● **Instruction**
Every record that follows should be printed verbatim.

*** Records shown

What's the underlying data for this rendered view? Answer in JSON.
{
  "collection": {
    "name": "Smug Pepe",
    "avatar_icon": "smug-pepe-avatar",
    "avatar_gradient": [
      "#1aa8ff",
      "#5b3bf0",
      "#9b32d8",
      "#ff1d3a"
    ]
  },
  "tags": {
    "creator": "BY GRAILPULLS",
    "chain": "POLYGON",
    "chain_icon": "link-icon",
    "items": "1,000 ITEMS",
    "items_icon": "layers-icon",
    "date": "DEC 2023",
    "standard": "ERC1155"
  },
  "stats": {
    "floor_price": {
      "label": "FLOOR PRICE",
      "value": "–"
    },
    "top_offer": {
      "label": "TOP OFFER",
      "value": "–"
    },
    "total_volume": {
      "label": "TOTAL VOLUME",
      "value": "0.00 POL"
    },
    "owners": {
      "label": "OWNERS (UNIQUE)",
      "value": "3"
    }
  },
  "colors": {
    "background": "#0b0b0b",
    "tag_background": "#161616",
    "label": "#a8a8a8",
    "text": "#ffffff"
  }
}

******

● **Task solution**
What's the underlying data for this rendered view? Answer in JSON.
{
  "collection": {
    "name": "Smug Pepe",
    "avatar_icon": "smug-pepe-avatar",
    "avatar_gradient": [
      "#1aa8ff",
      "#5b3bf0",
      "#9b32d8",
      "#ff1d3a"
    ]
  },
  "tags": {
    "creator": "BY GRAILPULLS",
    "chain": "POLYGON",
    "chain_icon": "link-icon",
    "items": "1,000 ITEMS",
    "items_icon": "layers-icon",
    "date": "DEC 2023",
    "standard": "ERC1155"
  },
  "stats": {
    "floor_price": {
      "label": "FLOOR PRICE",
      "value": "–"
    },
    "top_offer": {
      "label": "TOP OFFER",
      "value": "–"
    },
    "total_volume": {
      "label": "TOTAL VOLUME",
      "value": "0.00 POL"
    },
    "owners": {
      "label": "OWNERS (UNIQUE)",
      "value": "3"
    }
  },
  "colors": {
    "background": "#0b0b0b",
    "tag_background": "#161616",
    "label": "#a8a8a8",
    "text": "#ffffff"
  }
}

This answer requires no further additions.